▶ _WHAT TO WORK ON_:
Copy the lines holding the word "TensorRT", all of them.

-.-.-

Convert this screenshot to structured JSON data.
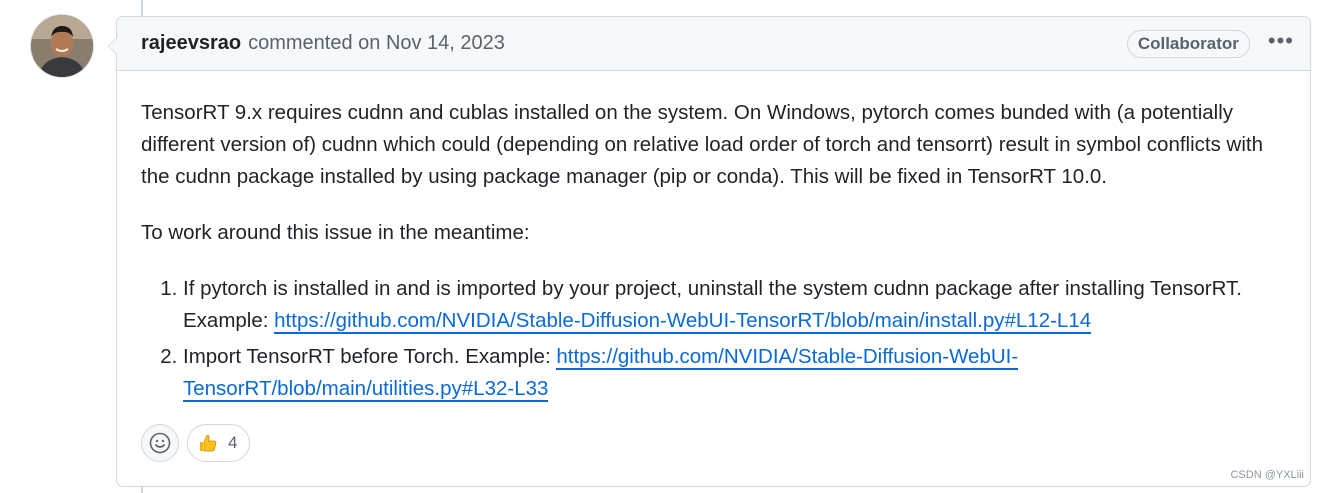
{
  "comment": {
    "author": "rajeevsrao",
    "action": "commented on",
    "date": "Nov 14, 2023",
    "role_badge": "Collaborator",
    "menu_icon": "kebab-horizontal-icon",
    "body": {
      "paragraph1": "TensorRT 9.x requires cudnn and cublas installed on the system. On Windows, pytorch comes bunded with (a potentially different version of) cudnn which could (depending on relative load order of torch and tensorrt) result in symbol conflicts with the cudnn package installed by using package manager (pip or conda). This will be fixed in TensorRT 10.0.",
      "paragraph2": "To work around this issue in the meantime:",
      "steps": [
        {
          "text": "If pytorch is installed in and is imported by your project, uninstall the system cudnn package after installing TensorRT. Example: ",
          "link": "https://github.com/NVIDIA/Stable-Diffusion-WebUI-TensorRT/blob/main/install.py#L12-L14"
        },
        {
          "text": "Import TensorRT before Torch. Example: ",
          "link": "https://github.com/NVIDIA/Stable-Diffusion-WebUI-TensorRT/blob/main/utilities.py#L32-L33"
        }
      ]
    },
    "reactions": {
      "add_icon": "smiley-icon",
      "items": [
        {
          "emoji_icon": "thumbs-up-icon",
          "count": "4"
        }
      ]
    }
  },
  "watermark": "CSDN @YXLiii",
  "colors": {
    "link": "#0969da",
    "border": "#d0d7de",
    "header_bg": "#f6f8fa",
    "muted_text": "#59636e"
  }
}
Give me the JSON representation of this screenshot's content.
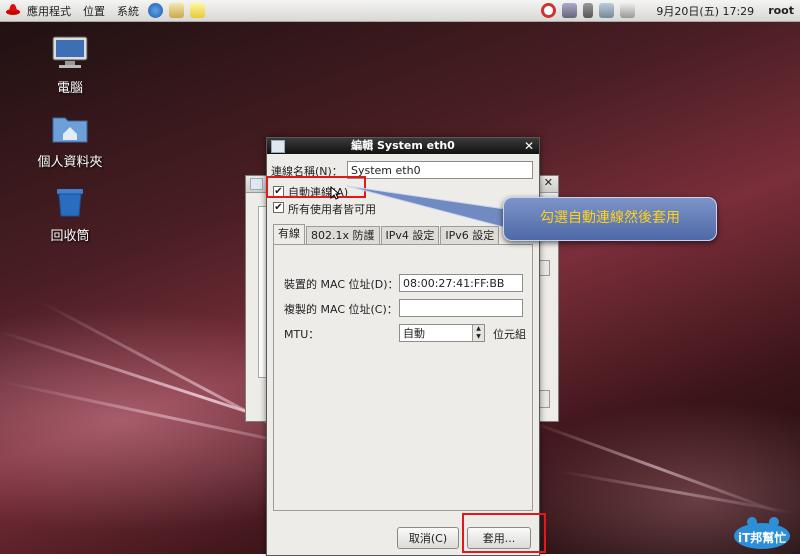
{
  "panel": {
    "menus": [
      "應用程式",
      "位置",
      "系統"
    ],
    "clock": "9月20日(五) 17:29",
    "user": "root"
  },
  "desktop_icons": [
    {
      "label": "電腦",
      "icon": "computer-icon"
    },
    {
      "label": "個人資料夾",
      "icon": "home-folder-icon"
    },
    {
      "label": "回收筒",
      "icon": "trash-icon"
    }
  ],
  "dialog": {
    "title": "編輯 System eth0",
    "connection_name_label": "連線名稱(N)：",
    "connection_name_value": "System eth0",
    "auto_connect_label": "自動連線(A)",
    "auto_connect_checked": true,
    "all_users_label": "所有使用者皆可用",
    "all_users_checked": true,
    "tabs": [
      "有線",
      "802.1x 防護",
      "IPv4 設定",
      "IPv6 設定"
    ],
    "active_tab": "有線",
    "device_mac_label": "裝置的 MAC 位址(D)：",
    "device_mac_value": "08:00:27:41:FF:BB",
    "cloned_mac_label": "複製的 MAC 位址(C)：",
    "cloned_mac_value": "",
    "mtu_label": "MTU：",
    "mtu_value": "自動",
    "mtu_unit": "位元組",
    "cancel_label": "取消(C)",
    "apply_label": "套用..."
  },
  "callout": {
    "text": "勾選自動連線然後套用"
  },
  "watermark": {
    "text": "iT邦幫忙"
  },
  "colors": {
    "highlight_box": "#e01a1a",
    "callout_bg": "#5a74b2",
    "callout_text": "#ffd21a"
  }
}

-.-.-

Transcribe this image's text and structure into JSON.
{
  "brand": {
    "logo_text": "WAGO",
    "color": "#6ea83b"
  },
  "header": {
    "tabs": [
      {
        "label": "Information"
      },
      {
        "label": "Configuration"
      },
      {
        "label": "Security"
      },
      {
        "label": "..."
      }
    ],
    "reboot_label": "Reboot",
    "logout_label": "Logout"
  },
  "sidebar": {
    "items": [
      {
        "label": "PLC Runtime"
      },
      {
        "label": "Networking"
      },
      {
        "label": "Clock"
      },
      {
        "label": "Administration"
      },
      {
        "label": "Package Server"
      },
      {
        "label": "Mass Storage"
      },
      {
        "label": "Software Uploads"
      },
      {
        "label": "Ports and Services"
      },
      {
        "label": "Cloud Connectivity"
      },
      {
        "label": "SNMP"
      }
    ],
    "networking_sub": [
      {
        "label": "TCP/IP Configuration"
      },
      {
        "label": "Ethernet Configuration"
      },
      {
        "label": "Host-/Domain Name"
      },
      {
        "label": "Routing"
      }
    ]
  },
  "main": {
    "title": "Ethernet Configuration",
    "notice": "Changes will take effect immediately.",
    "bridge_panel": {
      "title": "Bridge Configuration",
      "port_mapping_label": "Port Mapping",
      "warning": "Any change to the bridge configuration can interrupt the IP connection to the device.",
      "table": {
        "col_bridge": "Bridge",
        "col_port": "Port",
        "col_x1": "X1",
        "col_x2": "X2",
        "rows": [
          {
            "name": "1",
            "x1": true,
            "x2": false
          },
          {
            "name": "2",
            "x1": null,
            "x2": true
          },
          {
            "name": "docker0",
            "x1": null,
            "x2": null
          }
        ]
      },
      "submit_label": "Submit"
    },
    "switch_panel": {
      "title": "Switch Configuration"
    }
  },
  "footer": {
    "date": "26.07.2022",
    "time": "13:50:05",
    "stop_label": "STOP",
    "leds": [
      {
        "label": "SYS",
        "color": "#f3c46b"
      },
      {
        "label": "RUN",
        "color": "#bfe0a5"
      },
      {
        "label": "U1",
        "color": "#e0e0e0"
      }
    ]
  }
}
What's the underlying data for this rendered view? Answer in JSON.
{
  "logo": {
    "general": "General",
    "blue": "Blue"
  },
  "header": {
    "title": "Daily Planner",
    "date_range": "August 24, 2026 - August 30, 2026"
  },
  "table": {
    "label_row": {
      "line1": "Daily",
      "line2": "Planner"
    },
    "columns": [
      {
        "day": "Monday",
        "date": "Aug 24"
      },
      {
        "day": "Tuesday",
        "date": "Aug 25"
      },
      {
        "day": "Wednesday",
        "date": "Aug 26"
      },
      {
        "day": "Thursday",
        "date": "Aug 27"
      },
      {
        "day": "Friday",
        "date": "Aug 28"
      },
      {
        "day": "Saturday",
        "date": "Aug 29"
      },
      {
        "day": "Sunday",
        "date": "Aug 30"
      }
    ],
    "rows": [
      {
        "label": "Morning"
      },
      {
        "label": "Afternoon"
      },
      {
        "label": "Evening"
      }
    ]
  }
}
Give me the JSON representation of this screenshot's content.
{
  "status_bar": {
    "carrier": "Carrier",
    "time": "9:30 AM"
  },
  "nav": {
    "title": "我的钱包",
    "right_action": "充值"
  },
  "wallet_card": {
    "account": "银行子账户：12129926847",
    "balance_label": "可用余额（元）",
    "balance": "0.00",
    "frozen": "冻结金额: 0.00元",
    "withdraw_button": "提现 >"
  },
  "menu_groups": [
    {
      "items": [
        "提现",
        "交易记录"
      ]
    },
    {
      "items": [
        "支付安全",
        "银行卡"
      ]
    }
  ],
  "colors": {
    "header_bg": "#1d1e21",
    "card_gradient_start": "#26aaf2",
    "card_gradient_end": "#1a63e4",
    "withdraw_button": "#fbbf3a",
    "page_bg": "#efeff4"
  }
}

-.-.-

▶ _TASK OUTPUT_:
      "paragraph1": "TensorRT 9.x requires cudnn and cublas installed on the system. On Windows, pytorch comes bunded with (a potentially different version of) cudnn which could (depending on relative load order of torch and tensorrt) result in symbol conflicts with the cudnn package installed by using package manager (pip or conda). This will be fixed in TensorRT 10.0.",
          "text": "If pytorch is installed in and is imported by your project, uninstall the system cudnn package after installing TensorRT. Example: ",
          "link": "https://github.com/NVIDIA/Stable-Diffusion-WebUI-TensorRT/blob/main/install.py#L12-L14"
          "text": "Import TensorRT before Torch. Example: ",
          "link": "https://github.com/NVIDIA/Stable-Diffusion-WebUI-TensorRT/blob/main/utilities.py#L32-L33"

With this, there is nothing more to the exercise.